**MATERIAL PROVIDED:**

· · · ·

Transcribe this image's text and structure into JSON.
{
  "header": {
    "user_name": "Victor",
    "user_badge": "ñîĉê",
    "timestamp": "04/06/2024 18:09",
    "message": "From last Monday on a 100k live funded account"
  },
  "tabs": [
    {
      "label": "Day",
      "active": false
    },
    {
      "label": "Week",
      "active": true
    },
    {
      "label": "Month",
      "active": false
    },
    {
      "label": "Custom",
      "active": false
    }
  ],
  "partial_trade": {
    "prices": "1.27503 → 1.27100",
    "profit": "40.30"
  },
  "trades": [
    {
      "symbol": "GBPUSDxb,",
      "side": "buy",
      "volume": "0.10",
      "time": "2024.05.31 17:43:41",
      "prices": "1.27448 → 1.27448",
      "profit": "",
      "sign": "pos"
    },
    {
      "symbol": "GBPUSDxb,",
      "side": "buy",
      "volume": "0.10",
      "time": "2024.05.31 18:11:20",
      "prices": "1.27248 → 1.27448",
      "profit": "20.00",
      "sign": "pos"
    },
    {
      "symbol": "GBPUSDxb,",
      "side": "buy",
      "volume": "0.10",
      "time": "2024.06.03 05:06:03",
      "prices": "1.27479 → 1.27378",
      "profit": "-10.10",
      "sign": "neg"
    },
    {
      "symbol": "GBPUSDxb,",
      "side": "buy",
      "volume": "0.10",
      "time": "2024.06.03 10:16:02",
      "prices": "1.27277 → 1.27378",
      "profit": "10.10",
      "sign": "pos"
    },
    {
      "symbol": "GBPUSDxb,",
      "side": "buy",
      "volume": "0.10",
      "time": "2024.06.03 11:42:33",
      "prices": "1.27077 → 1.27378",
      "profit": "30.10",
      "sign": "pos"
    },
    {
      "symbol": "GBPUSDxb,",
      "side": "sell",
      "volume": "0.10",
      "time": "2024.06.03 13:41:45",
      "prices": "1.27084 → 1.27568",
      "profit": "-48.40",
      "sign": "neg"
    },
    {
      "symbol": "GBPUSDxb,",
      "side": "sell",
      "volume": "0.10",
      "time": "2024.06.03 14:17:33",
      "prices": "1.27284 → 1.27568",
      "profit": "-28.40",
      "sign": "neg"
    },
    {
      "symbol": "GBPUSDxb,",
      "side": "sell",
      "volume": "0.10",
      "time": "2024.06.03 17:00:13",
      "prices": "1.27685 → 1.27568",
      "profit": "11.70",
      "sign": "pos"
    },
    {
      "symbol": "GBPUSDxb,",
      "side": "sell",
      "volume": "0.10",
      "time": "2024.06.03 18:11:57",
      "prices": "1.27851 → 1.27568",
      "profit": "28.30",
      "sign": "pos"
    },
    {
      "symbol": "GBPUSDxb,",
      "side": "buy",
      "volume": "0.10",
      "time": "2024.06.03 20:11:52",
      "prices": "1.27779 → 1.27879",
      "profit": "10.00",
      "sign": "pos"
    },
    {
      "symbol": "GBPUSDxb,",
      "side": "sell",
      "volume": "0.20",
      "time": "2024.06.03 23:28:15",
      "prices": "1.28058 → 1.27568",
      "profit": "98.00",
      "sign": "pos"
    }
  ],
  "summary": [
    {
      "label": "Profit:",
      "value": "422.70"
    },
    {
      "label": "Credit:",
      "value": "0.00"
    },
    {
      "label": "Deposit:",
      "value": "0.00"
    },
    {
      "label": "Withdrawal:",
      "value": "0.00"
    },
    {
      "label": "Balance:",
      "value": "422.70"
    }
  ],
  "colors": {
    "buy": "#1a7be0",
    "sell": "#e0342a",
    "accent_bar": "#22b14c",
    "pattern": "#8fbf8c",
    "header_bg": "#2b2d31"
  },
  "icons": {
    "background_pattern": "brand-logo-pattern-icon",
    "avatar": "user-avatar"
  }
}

· · · ·

**PROBLEM TO SOLVE:** Transcribe every entry word for word.

**WRITTEN REPLY:**
Transcribe this image's text and structure into JSON.
{
  "header": {
    "user_name": "Victor",
    "user_badge": "ñîĉê",
    "timestamp": "04/06/2024 18:09",
    "message": "From last Monday on a 100k live funded account"
  },
  "tabs": [
    {
      "label": "Day",
      "active": false
    },
    {
      "label": "Week",
      "active": true
    },
    {
      "label": "Month",
      "active": false
    },
    {
      "label": "Custom",
      "active": false
    }
  ],
  "partial_trade": {
    "prices": "1.27503 → 1.27100",
    "profit": "40.30"
  },
  "trades": [
    {
      "symbol": "GBPUSDxb,",
      "side": "buy",
      "volume": "0.10",
      "time": "2024.05.31 17:43:41",
      "prices": "1.27448 → 1.27448",
      "profit": "",
      "sign": "pos"
    },
    {
      "symbol": "GBPUSDxb,",
      "side": "buy",
      "volume": "0.10",
      "time": "2024.05.31 18:11:20",
      "prices": "1.27248 → 1.27448",
      "profit": "20.00",
      "sign": "pos"
    },
    {
      "symbol": "GBPUSDxb,",
      "side": "buy",
      "volume": "0.10",
      "time": "2024.06.03 05:06:03",
      "prices": "1.27479 → 1.27378",
      "profit": "-10.10",
      "sign": "neg"
    },
    {
      "symbol": "GBPUSDxb,",
      "side": "buy",
      "volume": "0.10",
      "time": "2024.06.03 10:16:02",
      "prices": "1.27277 → 1.27378",
      "profit": "10.10",
      "sign": "pos"
    },
    {
      "symbol": "GBPUSDxb,",
      "side": "buy",
      "volume": "0.10",
      "time": "2024.06.03 11:42:33",
      "prices": "1.27077 → 1.27378",
      "profit": "30.10",
      "sign": "pos"
    },
    {
      "symbol": "GBPUSDxb,",
      "side": "sell",
      "volume": "0.10",
      "time": "2024.06.03 13:41:45",
      "prices": "1.27084 → 1.27568",
      "profit": "-48.40",
      "sign": "neg"
    },
    {
      "symbol": "GBPUSDxb,",
      "side": "sell",
      "volume": "0.10",
      "time": "2024.06.03 14:17:33",
      "prices": "1.27284 → 1.27568",
      "profit": "-28.40",
      "sign": "neg"
    },
    {
      "symbol": "GBPUSDxb,",
      "side": "sell",
      "volume": "0.10",
      "time": "2024.06.03 17:00:13",
      "prices": "1.27685 → 1.27568",
      "profit": "11.70",
      "sign": "pos"
    },
    {
      "symbol": "GBPUSDxb,",
      "side": "sell",
      "volume": "0.10",
      "time": "2024.06.03 18:11:57",
      "prices": "1.27851 → 1.27568",
      "profit": "28.30",
      "sign": "pos"
    },
    {
      "symbol": "GBPUSDxb,",
      "side": "buy",
      "volume": "0.10",
      "time": "2024.06.03 20:11:52",
      "prices": "1.27779 → 1.27879",
      "profit": "10.00",
      "sign": "pos"
    },
    {
      "symbol": "GBPUSDxb,",
      "side": "sell",
      "volume": "0.20",
      "time": "2024.06.03 23:28:15",
      "prices": "1.28058 → 1.27568",
      "profit": "98.00",
      "sign": "pos"
    }
  ],
  "summary": [
    {
      "label": "Profit:",
      "value": "422.70"
    },
    {
      "label": "Credit:",
      "value": "0.00"
    },
    {
      "label": "Deposit:",
      "value": "0.00"
    },
    {
      "label": "Withdrawal:",
      "value": "0.00"
    },
    {
      "label": "Balance:",
      "value": "422.70"
    }
  ],
  "colors": {
    "buy": "#1a7be0",
    "sell": "#e0342a",
    "accent_bar": "#22b14c",
    "pattern": "#8fbf8c",
    "header_bg": "#2b2d31"
  },
  "icons": {
    "background_pattern": "brand-logo-pattern-icon",
    "avatar": "user-avatar"
  }
}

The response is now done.